Exercise aim: Omit images. Retype all entries verbatim.

Supplied records:
--- begin ---

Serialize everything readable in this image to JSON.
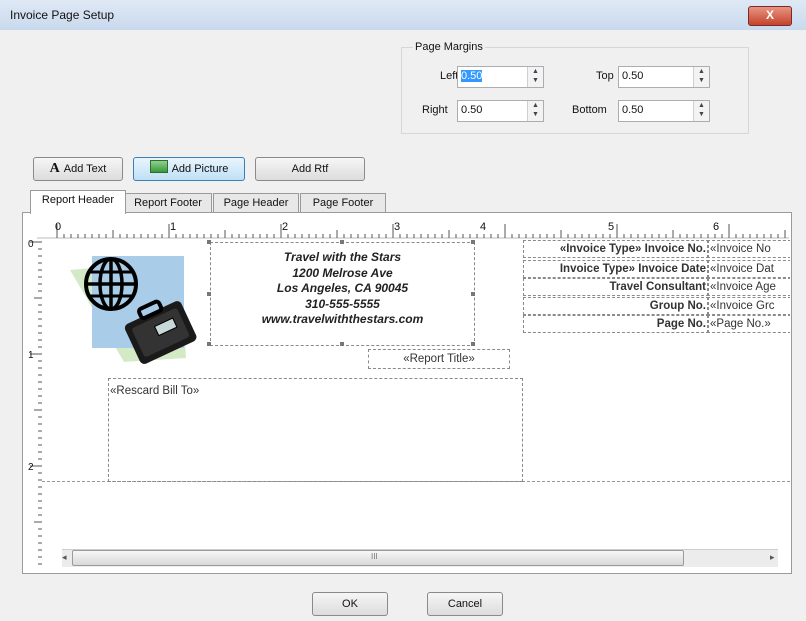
{
  "window": {
    "title": "Invoice Page Setup",
    "close_label": "X"
  },
  "margins": {
    "group_label": "Page Margins",
    "left_label": "Left",
    "left_value": "0.50",
    "top_label": "Top",
    "top_value": "0.50",
    "right_label": "Right",
    "right_value": "0.50",
    "bottom_label": "Bottom",
    "bottom_value": "0.50"
  },
  "toolbar": {
    "add_text": "Add Text",
    "add_picture": "Add Picture",
    "add_rtf": "Add Rtf"
  },
  "tabs": [
    "Report Header",
    "Report Footer",
    "Page Header",
    "Page Footer"
  ],
  "ruler": {
    "h_marks": [
      "0",
      "1",
      "2",
      "3",
      "4",
      "5",
      "6"
    ],
    "v_marks": [
      "0",
      "1",
      "2"
    ]
  },
  "header_text": [
    "Travel with the Stars",
    "1200 Melrose Ave",
    "Los Angeles, CA 90045",
    "310-555-5555",
    "www.travelwiththestars.com"
  ],
  "report_title": "«Report Title»",
  "bill_to": "«Rescard Bill To»",
  "invoice_labels": [
    "«Invoice Type» Invoice No.",
    "Invoice Type» Invoice Date",
    "Travel Consultant",
    "Group No.",
    "Page No."
  ],
  "invoice_values": [
    "«Invoice No",
    "«Invoice Dat",
    "«Invoice Age",
    "«Invoice Grc",
    "«Page No.»"
  ],
  "scrollbar": {
    "grip": "III"
  },
  "buttons": {
    "ok": "OK",
    "cancel": "Cancel"
  }
}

--- end ---

Correct result:
Serialize everything readable in this image to JSON.
{
  "window": {
    "title": "Invoice Page Setup",
    "close_label": "X"
  },
  "margins": {
    "group_label": "Page Margins",
    "left_label": "Left",
    "left_value": "0.50",
    "top_label": "Top",
    "top_value": "0.50",
    "right_label": "Right",
    "right_value": "0.50",
    "bottom_label": "Bottom",
    "bottom_value": "0.50"
  },
  "toolbar": {
    "add_text": "Add Text",
    "add_picture": "Add Picture",
    "add_rtf": "Add Rtf"
  },
  "tabs": [
    "Report Header",
    "Report Footer",
    "Page Header",
    "Page Footer"
  ],
  "ruler": {
    "h_marks": [
      "0",
      "1",
      "2",
      "3",
      "4",
      "5",
      "6"
    ],
    "v_marks": [
      "0",
      "1",
      "2"
    ]
  },
  "header_text": [
    "Travel with the Stars",
    "1200 Melrose Ave",
    "Los Angeles, CA 90045",
    "310-555-5555",
    "www.travelwiththestars.com"
  ],
  "report_title": "«Report Title»",
  "bill_to": "«Rescard Bill To»",
  "invoice_labels": [
    "«Invoice Type» Invoice No.",
    "Invoice Type» Invoice Date",
    "Travel Consultant",
    "Group No.",
    "Page No."
  ],
  "invoice_values": [
    "«Invoice No",
    "«Invoice Dat",
    "«Invoice Age",
    "«Invoice Grc",
    "«Page No.»"
  ],
  "scrollbar": {
    "grip": "III"
  },
  "buttons": {
    "ok": "OK",
    "cancel": "Cancel"
  }
}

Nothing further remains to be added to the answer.